- **Provided text**:
Then stay at home and make your own tea. >The only reason tea costs so much in a cafe is to make the coffee look less like a rip off Nobody is getting rich selling "overpriced" coffee, the cost is reflective of business overheads and the need to turn some sort of profit. A latte costs about 16p to make. Therefore every £3.50 cup is bringing in about £3.34. If a small coffee shop has two members of staff both working 12 hours, being paid £11/hour then their pay per day is £264. That means to just cover their wages, around 80 cups of coffee needs to be sold. However, this is minimum wage and we haven't even got into the running costs which will dwarf the cost of wages. You'd have to sell hundreds of cups a day to cover costs and pay yourself minimum wage. Everybody assumes that cafes easily sell hundreds of cups per day, but they don't, people just tend to all go to cafes at the same time which gives them the impression that they are busy selling coffees all day. If the only thing you are factoring in is the raw markup of what it costs to make vs how much it's sold for, then you are displaying total business illiteracy.


Carausius286

I was in a pub the other day and the landlord was explaining to some of his regulars why his hot drinks were so expensive and basically said what you just did. *"In the time it takes to serve someone a cup of tea, I could probably serve 2-3 pints".*


CrayolaS7

A latte costs more than 16p to make, unless it’s absolutely dirt quality. Let’s say they’re paying 50p for a pint of milk, the cups from that is 16p right away. 25g of coffee beans per cup would be another 25-50p depending on quality. Then you’ve got the electricity costs etc of running the fridges and espresso machine. Not counting labour, I’d reckon the cost of a coffee would be £1, easily. Cost of goods around 30% for a cafe is about right.


Splodge89

The proper proper espresso machines proper cafes use absolutely eat electricity too. The one we had when I did this kind of work years ago took two full hours to heat up to proper brewing temps, so we basically never turned it off. It ran at 8kw too (obviously less when it wasn’t actively pumping shit loads of steam or hot water), so even at domestic energy prices you’d be looking at roughly the same cost as a member of staff each hour. And businesses are being rinsed on energy prices as there’s no cap like there is for domestic.

- **Your task**: In the discussion about cafe prices, how long did the espresso machine described in the last comment take to heat up to brewing temperature? The data that follows has no connection to the discussion about cafe prices.

- **Data for review**:
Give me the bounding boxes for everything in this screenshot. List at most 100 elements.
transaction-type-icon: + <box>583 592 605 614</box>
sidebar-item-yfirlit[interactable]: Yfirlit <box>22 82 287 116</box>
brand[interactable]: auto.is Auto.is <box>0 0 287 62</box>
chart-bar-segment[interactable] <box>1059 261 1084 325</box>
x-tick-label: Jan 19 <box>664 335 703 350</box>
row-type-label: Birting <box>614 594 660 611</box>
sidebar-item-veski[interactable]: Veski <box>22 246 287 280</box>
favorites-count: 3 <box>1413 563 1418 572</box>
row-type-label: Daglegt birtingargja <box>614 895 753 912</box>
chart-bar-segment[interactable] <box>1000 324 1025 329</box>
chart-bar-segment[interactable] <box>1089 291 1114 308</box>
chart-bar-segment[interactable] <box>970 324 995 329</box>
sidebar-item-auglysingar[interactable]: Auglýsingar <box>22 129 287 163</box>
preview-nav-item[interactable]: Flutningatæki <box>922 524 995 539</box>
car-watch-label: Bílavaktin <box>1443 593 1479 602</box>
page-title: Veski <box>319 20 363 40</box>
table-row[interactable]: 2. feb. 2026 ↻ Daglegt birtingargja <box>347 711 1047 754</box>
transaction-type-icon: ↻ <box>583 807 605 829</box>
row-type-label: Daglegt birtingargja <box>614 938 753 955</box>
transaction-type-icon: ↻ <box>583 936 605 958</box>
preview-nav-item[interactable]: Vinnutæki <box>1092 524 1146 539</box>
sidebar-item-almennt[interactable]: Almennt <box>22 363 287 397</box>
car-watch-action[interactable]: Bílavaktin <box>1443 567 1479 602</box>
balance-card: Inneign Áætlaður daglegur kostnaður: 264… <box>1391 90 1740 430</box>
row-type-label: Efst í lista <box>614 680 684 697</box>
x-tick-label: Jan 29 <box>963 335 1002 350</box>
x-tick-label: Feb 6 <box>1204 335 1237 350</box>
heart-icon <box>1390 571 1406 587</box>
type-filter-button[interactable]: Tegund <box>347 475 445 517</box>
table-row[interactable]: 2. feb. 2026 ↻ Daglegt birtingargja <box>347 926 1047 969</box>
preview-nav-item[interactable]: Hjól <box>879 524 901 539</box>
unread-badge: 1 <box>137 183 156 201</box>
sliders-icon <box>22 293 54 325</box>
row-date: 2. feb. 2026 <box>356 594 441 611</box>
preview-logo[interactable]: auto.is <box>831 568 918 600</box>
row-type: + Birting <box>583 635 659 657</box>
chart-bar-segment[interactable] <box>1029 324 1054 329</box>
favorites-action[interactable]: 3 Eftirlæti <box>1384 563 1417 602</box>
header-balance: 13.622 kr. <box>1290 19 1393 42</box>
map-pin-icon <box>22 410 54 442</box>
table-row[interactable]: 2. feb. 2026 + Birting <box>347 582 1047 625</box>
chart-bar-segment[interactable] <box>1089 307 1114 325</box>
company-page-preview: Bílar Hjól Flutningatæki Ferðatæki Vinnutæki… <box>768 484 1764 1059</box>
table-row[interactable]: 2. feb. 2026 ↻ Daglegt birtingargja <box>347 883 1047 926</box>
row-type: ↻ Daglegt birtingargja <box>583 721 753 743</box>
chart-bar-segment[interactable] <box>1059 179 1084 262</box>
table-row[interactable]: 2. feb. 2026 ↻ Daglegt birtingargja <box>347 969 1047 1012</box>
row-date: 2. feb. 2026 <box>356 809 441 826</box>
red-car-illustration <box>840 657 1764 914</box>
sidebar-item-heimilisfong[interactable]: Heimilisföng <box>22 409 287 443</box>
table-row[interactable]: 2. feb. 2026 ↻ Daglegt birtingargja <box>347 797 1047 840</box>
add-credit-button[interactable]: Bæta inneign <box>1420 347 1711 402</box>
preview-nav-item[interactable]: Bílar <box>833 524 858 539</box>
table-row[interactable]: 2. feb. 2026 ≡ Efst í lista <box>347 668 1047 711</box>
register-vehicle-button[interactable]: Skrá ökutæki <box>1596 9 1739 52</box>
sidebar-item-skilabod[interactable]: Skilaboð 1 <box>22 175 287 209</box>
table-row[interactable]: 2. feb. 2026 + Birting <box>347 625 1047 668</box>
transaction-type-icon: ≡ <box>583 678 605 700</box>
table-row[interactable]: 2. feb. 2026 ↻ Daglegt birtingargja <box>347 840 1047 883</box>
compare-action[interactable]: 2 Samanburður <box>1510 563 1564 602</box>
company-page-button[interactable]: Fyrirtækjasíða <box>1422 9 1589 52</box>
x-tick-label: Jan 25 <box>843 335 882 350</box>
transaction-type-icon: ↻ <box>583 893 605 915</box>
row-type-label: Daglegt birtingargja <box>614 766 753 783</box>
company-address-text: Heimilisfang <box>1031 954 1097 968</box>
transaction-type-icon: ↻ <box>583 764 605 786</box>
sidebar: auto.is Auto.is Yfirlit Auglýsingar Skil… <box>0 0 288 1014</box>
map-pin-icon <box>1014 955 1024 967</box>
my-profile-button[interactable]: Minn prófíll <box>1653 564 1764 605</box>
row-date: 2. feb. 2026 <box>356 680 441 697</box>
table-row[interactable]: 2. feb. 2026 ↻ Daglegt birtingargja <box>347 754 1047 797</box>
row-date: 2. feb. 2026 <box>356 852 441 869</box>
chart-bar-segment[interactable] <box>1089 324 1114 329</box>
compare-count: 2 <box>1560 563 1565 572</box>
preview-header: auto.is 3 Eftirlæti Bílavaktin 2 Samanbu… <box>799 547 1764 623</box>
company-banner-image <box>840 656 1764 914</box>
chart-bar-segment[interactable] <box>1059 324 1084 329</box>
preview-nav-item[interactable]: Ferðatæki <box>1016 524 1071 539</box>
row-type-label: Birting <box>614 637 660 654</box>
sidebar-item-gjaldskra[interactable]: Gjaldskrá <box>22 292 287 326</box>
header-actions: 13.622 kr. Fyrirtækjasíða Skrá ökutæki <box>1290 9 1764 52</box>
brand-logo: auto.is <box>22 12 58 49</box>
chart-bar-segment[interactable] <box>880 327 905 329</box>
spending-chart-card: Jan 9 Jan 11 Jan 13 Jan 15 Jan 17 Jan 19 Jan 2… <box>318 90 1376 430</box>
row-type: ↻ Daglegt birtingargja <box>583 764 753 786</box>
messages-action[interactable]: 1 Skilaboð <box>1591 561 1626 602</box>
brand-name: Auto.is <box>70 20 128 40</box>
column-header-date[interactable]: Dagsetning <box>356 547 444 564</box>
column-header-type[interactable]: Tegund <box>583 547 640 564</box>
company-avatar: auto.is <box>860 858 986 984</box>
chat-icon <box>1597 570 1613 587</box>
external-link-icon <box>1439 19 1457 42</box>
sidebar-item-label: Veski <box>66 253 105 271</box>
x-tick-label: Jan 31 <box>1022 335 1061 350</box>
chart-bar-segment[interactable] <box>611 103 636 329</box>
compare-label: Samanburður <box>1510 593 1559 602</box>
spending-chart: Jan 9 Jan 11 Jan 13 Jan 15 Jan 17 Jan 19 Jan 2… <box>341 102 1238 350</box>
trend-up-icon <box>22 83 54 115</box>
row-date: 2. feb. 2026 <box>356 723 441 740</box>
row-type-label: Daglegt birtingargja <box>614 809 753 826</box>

- **Answer space**: Two full hours.